» **What to do**: Write every entry out again exactly, please, and skip the pictures.

--

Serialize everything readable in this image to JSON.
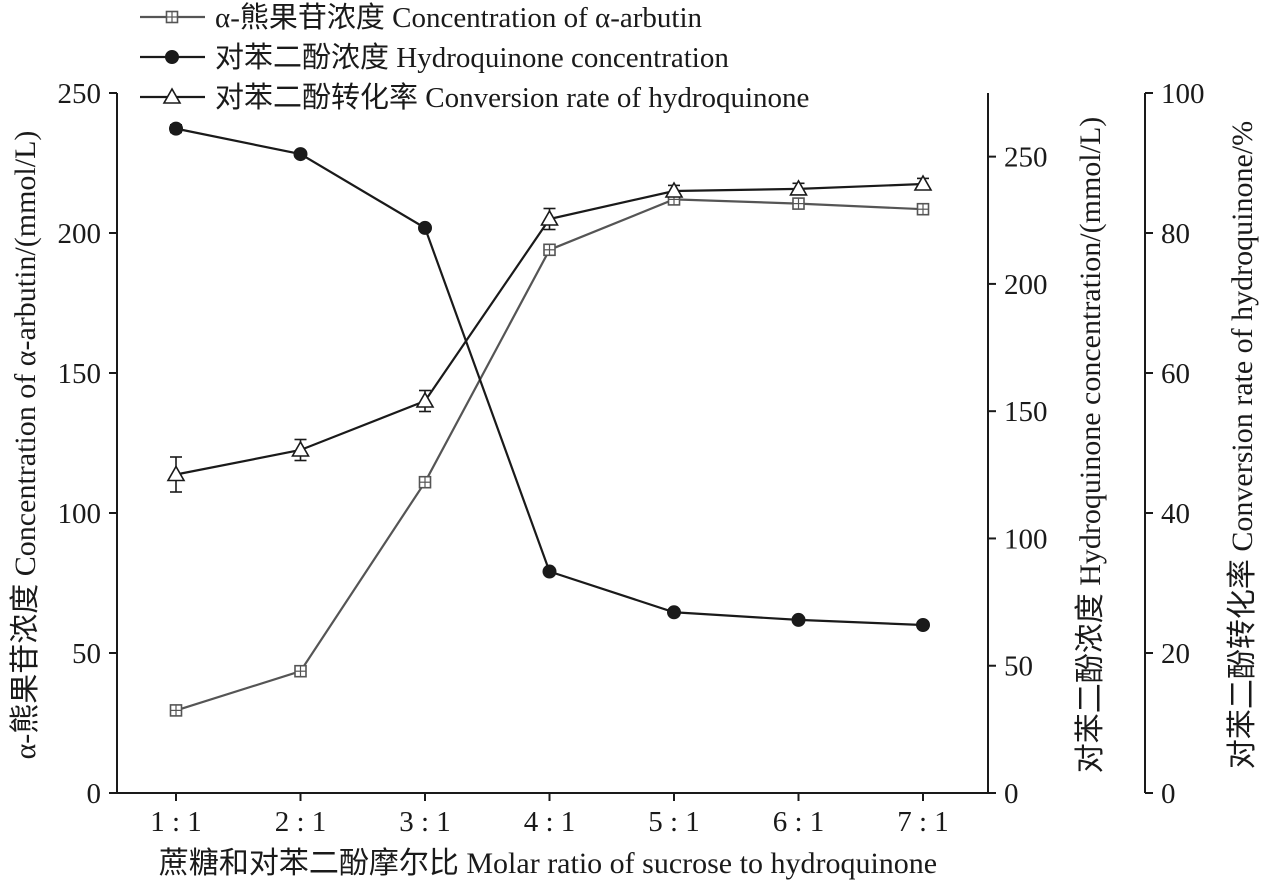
{
  "chart_data": {
    "type": "line",
    "title": "",
    "categories": [
      "1 : 1",
      "2 : 1",
      "3 : 1",
      "4 : 1",
      "5 : 1",
      "6 : 1",
      "7 : 1"
    ],
    "xlabel": "蔗糖和对苯二酚摩尔比 Molar ratio of sucrose to hydroquinone",
    "axes": {
      "left": {
        "label": "α-熊果苷浓度 Concentration of α-arbutin/(mmol/L)",
        "ylim": [
          0,
          250
        ],
        "ticks": [
          0,
          50,
          100,
          150,
          200,
          250
        ]
      },
      "right1": {
        "label": "对苯二酚浓度 Hydroquinone concentration/(mmol/L)",
        "ylim": [
          0,
          275
        ],
        "ticks": [
          0,
          50,
          100,
          150,
          200,
          250
        ]
      },
      "right2": {
        "label": "对苯二酚转化率 Conversion rate of hydroquinone/%",
        "ylim": [
          0,
          100
        ],
        "ticks": [
          0,
          20,
          40,
          60,
          80,
          100
        ]
      }
    },
    "series": [
      {
        "name": "α-熊果苷浓度 Concentration of α-arbutin",
        "axis": "left",
        "marker": "square",
        "color": "#555555",
        "values": [
          29.5,
          43.5,
          111,
          194,
          212,
          210.5,
          208.5
        ],
        "errors": [
          1.2,
          1.2,
          1.5,
          1.5,
          1.2,
          1.5,
          1.2
        ]
      },
      {
        "name": "对苯二酚浓度 Hydroquinone concentration",
        "axis": "right1",
        "marker": "circle",
        "color": "#1a1a1a",
        "values": [
          261,
          251,
          222,
          87,
          71,
          68,
          66
        ],
        "errors": [
          1.5,
          1.2,
          1.2,
          1.2,
          1.2,
          1.2,
          1.2
        ]
      },
      {
        "name": "对苯二酚转化率 Conversion rate of hydroquinone",
        "axis": "right2",
        "marker": "triangle",
        "color": "#1a1a1a",
        "values": [
          45.5,
          49,
          56,
          82,
          86,
          86.3,
          87
        ],
        "errors": [
          2.5,
          1.5,
          1.5,
          1.5,
          0.8,
          0.8,
          0.8
        ]
      }
    ],
    "legend": "top-left"
  }
}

--

» **Reply**:
Serialize everything readable in this image to JSON.
{
  "chart_data": {
    "type": "line",
    "title": "",
    "categories": [
      "1 : 1",
      "2 : 1",
      "3 : 1",
      "4 : 1",
      "5 : 1",
      "6 : 1",
      "7 : 1"
    ],
    "xlabel": "蔗糖和对苯二酚摩尔比 Molar ratio of sucrose to hydroquinone",
    "axes": {
      "left": {
        "label": "α-熊果苷浓度 Concentration of α-arbutin/(mmol/L)",
        "ylim": [
          0,
          250
        ],
        "ticks": [
          0,
          50,
          100,
          150,
          200,
          250
        ]
      },
      "right1": {
        "label": "对苯二酚浓度 Hydroquinone concentration/(mmol/L)",
        "ylim": [
          0,
          275
        ],
        "ticks": [
          0,
          50,
          100,
          150,
          200,
          250
        ]
      },
      "right2": {
        "label": "对苯二酚转化率 Conversion rate of hydroquinone/%",
        "ylim": [
          0,
          100
        ],
        "ticks": [
          0,
          20,
          40,
          60,
          80,
          100
        ]
      }
    },
    "series": [
      {
        "name": "α-熊果苷浓度 Concentration of α-arbutin",
        "axis": "left",
        "marker": "square",
        "color": "#555555",
        "values": [
          29.5,
          43.5,
          111,
          194,
          212,
          210.5,
          208.5
        ],
        "errors": [
          1.2,
          1.2,
          1.5,
          1.5,
          1.2,
          1.5,
          1.2
        ]
      },
      {
        "name": "对苯二酚浓度 Hydroquinone concentration",
        "axis": "right1",
        "marker": "circle",
        "color": "#1a1a1a",
        "values": [
          261,
          251,
          222,
          87,
          71,
          68,
          66
        ],
        "errors": [
          1.5,
          1.2,
          1.2,
          1.2,
          1.2,
          1.2,
          1.2
        ]
      },
      {
        "name": "对苯二酚转化率 Conversion rate of hydroquinone",
        "axis": "right2",
        "marker": "triangle",
        "color": "#1a1a1a",
        "values": [
          45.5,
          49,
          56,
          82,
          86,
          86.3,
          87
        ],
        "errors": [
          2.5,
          1.5,
          1.5,
          1.5,
          0.8,
          0.8,
          0.8
        ]
      }
    ],
    "legend": "top-left"
  }
}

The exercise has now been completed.